[Dataset excerpt]
§

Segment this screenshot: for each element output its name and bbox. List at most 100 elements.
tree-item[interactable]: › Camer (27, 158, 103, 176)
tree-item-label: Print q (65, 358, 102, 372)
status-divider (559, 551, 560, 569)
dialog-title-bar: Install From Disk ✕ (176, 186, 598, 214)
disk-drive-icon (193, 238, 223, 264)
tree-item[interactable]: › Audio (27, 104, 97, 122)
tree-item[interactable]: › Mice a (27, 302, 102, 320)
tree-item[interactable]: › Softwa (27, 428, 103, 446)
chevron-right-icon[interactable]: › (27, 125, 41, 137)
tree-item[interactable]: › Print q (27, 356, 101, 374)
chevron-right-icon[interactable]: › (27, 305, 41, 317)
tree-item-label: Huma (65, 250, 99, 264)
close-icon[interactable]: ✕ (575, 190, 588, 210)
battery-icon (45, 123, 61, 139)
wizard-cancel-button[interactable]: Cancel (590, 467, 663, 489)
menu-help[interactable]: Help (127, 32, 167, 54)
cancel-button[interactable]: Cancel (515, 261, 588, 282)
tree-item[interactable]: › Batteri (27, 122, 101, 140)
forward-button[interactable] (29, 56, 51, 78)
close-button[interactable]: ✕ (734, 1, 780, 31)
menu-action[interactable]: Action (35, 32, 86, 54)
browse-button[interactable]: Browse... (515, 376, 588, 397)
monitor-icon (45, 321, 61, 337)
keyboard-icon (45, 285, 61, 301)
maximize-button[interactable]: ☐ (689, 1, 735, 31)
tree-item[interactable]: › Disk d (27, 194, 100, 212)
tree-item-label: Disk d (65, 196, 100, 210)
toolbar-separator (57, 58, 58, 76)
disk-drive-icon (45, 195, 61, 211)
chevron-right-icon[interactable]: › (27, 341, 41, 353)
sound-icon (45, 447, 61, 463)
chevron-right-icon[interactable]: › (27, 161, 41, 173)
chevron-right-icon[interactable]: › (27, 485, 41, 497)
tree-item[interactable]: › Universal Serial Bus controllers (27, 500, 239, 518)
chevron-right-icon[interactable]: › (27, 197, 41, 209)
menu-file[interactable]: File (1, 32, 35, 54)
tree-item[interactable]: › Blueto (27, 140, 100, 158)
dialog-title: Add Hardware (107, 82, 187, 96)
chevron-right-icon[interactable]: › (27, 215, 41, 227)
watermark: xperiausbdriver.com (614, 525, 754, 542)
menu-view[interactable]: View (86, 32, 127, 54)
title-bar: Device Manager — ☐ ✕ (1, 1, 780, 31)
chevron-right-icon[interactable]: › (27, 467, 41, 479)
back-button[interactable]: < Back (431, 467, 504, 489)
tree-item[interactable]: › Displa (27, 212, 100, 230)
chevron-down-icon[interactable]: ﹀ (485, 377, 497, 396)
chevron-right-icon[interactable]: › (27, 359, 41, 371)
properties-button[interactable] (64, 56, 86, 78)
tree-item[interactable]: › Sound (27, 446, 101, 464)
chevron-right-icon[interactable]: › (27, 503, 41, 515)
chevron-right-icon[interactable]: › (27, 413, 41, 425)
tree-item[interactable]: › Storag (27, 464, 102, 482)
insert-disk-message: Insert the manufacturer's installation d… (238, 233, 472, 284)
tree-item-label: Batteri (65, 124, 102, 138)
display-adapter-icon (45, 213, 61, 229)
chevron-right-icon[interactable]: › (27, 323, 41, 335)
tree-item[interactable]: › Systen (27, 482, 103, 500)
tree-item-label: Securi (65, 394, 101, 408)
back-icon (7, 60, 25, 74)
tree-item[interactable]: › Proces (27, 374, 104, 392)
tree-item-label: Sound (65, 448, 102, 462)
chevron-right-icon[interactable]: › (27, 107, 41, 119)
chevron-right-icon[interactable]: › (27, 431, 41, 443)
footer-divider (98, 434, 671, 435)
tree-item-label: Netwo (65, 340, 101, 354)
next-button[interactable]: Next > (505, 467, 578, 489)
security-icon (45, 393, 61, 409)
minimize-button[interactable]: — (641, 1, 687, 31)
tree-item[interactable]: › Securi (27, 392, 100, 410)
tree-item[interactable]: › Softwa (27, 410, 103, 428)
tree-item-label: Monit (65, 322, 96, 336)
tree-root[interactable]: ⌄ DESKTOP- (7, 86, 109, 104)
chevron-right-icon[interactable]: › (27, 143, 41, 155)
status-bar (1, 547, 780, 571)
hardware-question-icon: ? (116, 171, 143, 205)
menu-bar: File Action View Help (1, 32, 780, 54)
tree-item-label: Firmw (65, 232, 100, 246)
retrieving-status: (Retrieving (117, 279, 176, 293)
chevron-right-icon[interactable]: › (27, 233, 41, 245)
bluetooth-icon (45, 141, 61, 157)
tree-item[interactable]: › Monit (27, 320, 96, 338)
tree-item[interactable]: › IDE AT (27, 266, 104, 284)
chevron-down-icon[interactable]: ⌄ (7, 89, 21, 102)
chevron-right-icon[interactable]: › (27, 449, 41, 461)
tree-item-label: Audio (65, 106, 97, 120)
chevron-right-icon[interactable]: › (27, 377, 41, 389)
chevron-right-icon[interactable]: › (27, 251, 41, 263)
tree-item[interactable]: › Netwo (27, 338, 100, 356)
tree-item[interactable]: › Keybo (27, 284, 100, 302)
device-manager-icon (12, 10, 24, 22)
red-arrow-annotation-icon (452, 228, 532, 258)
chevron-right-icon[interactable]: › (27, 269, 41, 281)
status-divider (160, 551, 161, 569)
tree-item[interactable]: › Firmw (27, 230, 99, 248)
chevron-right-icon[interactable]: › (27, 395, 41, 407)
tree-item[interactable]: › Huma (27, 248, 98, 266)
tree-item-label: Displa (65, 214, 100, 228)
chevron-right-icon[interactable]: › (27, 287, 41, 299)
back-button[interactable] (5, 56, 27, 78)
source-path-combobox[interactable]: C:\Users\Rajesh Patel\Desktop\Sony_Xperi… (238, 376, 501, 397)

§

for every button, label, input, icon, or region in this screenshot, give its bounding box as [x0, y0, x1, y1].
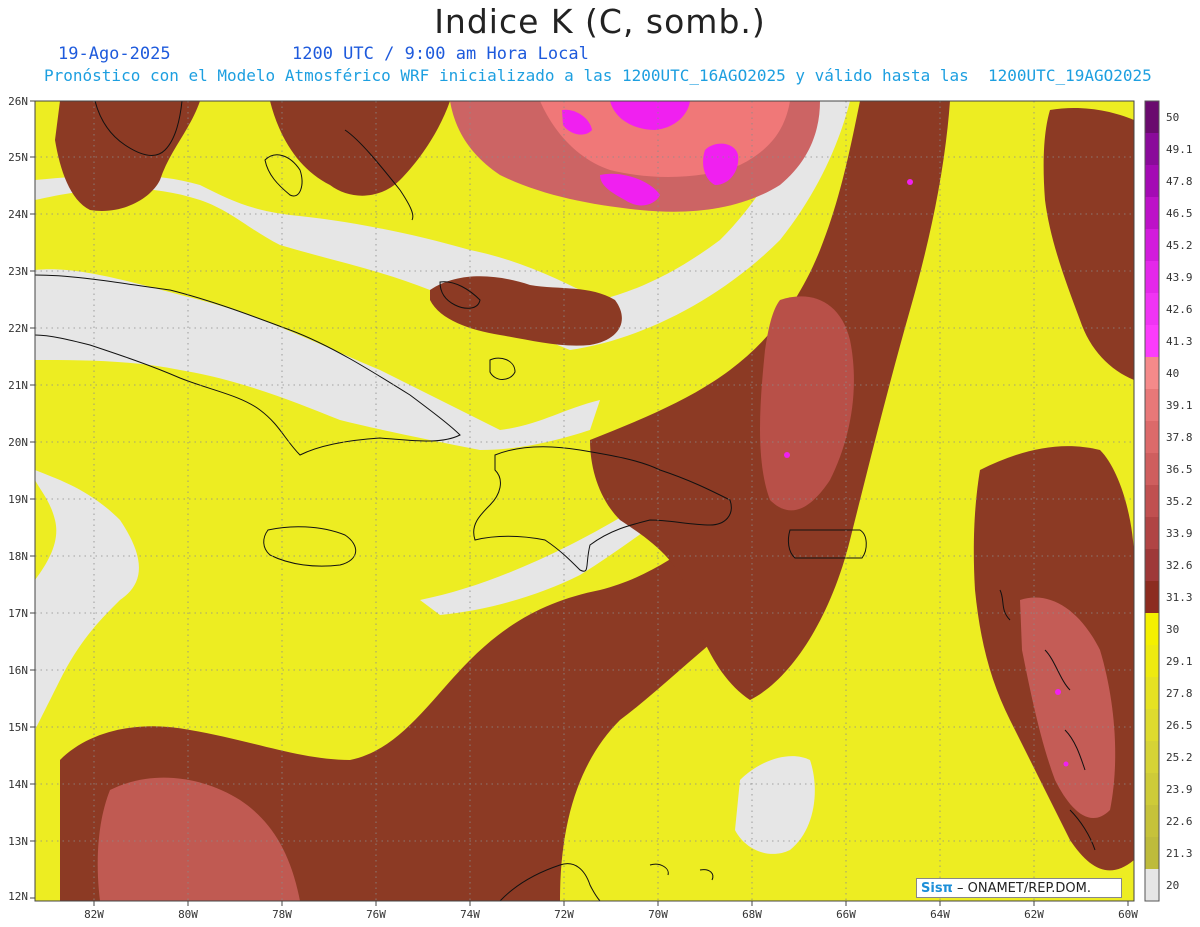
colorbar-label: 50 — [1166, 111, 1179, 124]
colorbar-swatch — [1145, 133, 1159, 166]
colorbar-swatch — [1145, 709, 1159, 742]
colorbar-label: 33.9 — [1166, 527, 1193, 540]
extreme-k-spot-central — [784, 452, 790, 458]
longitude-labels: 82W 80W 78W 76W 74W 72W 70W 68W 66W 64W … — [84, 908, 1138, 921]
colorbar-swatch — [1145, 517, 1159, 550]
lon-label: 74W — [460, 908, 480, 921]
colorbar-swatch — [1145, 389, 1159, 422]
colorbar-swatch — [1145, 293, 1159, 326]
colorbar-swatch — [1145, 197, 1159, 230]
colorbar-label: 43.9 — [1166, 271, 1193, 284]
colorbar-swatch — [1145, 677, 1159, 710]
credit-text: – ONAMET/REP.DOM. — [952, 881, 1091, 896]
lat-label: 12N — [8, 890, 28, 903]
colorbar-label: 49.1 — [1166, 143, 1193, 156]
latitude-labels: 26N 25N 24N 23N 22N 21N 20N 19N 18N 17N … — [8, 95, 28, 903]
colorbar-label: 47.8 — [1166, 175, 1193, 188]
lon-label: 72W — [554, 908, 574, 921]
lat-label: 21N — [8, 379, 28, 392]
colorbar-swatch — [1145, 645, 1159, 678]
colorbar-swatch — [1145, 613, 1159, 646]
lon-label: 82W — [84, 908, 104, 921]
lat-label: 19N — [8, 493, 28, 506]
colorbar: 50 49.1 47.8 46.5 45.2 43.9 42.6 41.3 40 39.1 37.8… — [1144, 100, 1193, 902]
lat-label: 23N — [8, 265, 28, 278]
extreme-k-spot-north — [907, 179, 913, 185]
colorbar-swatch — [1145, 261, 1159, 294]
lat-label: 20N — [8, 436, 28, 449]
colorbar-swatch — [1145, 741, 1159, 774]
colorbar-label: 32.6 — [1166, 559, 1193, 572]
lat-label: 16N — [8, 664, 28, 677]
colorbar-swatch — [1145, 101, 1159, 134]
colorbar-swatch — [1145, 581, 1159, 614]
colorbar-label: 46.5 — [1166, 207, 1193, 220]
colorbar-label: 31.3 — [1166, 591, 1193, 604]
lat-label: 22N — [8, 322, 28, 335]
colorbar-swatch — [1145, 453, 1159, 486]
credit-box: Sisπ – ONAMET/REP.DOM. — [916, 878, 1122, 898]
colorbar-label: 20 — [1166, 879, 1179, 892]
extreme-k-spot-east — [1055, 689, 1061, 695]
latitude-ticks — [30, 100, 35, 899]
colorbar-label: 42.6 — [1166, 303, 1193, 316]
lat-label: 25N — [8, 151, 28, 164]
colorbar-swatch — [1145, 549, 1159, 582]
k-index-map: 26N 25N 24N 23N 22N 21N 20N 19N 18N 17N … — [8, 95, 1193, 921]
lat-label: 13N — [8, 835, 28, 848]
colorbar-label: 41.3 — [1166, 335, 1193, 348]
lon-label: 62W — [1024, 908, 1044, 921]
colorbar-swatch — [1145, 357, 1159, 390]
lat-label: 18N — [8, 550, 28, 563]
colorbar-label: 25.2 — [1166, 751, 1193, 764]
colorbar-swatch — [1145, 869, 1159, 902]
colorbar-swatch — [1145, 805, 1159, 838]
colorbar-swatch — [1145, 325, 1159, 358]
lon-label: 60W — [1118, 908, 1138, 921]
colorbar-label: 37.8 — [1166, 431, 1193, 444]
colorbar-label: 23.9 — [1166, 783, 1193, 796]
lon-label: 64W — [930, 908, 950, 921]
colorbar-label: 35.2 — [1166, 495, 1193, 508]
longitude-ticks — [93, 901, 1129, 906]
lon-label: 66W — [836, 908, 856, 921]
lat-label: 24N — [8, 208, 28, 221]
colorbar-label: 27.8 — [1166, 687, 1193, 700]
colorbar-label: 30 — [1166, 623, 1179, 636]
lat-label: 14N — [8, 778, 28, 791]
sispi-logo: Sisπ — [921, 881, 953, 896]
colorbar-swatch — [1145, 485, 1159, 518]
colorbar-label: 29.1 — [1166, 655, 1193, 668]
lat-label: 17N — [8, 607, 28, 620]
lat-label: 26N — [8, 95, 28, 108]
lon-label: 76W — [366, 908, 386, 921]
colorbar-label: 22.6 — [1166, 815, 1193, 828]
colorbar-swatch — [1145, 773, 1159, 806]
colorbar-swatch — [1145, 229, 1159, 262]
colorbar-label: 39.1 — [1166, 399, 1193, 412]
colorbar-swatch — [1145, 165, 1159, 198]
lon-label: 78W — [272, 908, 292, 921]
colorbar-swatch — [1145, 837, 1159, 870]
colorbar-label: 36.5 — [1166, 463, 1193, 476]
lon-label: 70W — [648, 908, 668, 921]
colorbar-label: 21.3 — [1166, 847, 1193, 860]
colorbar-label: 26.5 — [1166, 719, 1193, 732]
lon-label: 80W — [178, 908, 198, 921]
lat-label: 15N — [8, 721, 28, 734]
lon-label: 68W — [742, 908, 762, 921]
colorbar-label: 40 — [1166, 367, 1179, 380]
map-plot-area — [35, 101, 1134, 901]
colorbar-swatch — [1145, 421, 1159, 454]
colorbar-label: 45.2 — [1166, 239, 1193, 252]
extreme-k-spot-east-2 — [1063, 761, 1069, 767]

§

= What you need to do =
Convert everything from the line containing "Segment this screenshot: for" down to the line containing "tree-item[interactable]: › Mice" into a JSON list of strings, one string per line, omitting blank lines.

= Output of the exercise =
[
  "Segment this screenshot: for each element output its name and bbox. List at most 100 elements.",
  "tree-item[interactable]: › Camer (27, 158, 103, 176)",
  "tree-item-label: Print q (65, 358, 102, 372)",
  "status-divider (559, 551, 560, 569)",
  "dialog-title-bar: Install From Disk ✕ (176, 186, 598, 214)",
  "disk-drive-icon (193, 238, 223, 264)",
  "tree-item[interactable]: › Audio (27, 104, 97, 122)",
  "tree-item[interactable]: › Mice a (27, 302, 102, 320)"
]